* Begin INPUT FOR THIS TASK *
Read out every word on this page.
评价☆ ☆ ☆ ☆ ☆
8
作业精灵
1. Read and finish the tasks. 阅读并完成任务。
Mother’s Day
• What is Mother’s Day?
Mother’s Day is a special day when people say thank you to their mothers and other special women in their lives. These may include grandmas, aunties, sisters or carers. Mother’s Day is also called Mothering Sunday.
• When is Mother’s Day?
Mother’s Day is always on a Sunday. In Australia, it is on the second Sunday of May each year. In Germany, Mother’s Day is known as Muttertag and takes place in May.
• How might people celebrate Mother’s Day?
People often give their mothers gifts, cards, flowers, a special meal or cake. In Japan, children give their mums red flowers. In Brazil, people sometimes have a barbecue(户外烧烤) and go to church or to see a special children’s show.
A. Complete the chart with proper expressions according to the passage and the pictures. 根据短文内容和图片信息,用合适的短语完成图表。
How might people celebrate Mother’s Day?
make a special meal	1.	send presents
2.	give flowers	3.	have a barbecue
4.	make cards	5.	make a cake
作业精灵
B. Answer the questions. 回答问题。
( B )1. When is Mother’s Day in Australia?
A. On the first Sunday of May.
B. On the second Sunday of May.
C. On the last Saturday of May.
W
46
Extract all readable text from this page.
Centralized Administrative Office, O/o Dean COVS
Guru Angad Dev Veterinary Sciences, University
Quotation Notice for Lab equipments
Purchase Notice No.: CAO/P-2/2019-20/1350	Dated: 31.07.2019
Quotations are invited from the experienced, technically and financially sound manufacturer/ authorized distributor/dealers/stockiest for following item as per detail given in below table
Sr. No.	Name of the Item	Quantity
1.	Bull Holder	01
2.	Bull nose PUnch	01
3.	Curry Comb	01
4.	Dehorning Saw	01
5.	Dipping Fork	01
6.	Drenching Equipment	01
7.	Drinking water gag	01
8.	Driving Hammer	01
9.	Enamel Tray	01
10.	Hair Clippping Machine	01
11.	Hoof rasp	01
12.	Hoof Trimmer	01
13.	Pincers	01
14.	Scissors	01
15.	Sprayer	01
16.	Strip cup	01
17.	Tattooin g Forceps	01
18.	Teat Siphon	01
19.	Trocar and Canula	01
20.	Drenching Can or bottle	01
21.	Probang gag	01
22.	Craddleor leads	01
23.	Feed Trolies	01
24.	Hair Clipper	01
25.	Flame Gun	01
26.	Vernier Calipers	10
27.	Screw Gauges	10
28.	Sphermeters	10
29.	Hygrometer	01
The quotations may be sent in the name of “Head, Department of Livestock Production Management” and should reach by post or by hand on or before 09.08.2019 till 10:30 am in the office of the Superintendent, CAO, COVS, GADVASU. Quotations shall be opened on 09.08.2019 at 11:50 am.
* End INPUT FOR THIS TASK *
**DO THIS**. Output the data above exactly, please, line for line.

**EXERCISE RESULT**.
Read out every word on this page.
评价☆ ☆ ☆ ☆ ☆
8
作业精灵
1. Read and finish the tasks. 阅读并完成任务。
Mother’s Day
• What is Mother’s Day?
Mother’s Day is a special day when people say thank you to their mothers and other special women in their lives. These may include grandmas, aunties, sisters or carers. Mother’s Day is also called Mothering Sunday.
• When is Mother’s Day?
Mother’s Day is always on a Sunday. In Australia, it is on the second Sunday of May each year. In Germany, Mother’s Day is known as Muttertag and takes place in May.
• How might people celebrate Mother’s Day?
People often give their mothers gifts, cards, flowers, a special meal or cake. In Japan, children give their mums red flowers. In Brazil, people sometimes have a barbecue(户外烧烤) and go to church or to see a special children’s show.
A. Complete the chart with proper expressions according to the passage and the pictures. 根据短文内容和图片信息,用合适的短语完成图表。
How might people celebrate Mother’s Day?
make a special meal	1.	send presents
2.	give flowers	3.	have a barbecue
4.	make cards	5.	make a cake
作业精灵
B. Answer the questions. 回答问题。
( B )1. When is Mother’s Day in Australia?
A. On the first Sunday of May.
B. On the second Sunday of May.
C. On the last Saturday of May.
W
46
Extract all readable text from this page.
Centralized Administrative Office, O/o Dean COVS
Guru Angad Dev Veterinary Sciences, University
Quotation Notice for Lab equipments
Purchase Notice No.: CAO/P-2/2019-20/1350	Dated: 31.07.2019
Quotations are invited from the experienced, technically and financially sound manufacturer/ authorized distributor/dealers/stockiest for following item as per detail given in below table
Sr. No.	Name of the Item	Quantity
1.	Bull Holder	01
2.	Bull nose PUnch	01
3.	Curry Comb	01
4.	Dehorning Saw	01
5.	Dipping Fork	01
6.	Drenching Equipment	01
7.	Drinking water gag	01
8.	Driving Hammer	01
9.	Enamel Tray	01
10.	Hair Clippping Machine	01
11.	Hoof rasp	01
12.	Hoof Trimmer	01
13.	Pincers	01
14.	Scissors	01
15.	Sprayer	01
16.	Strip cup	01
17.	Tattooin g Forceps	01
18.	Teat Siphon	01
19.	Trocar and Canula	01
20.	Drenching Can or bottle	01
21.	Probang gag	01
22.	Craddleor leads	01
23.	Feed Trolies	01
24.	Hair Clipper	01
25.	Flame Gun	01
26.	Vernier Calipers	10
27.	Screw Gauges	10
28.	Sphermeters	10
29.	Hygrometer	01
The quotations may be sent in the name of “Head, Department of Livestock Production Management” and should reach by post or by hand on or before 09.08.2019 till 10:30 am in the office of the Superintendent, CAO, COVS, GADVASU. Quotations shall be opened on 09.08.2019 at 11:50 am.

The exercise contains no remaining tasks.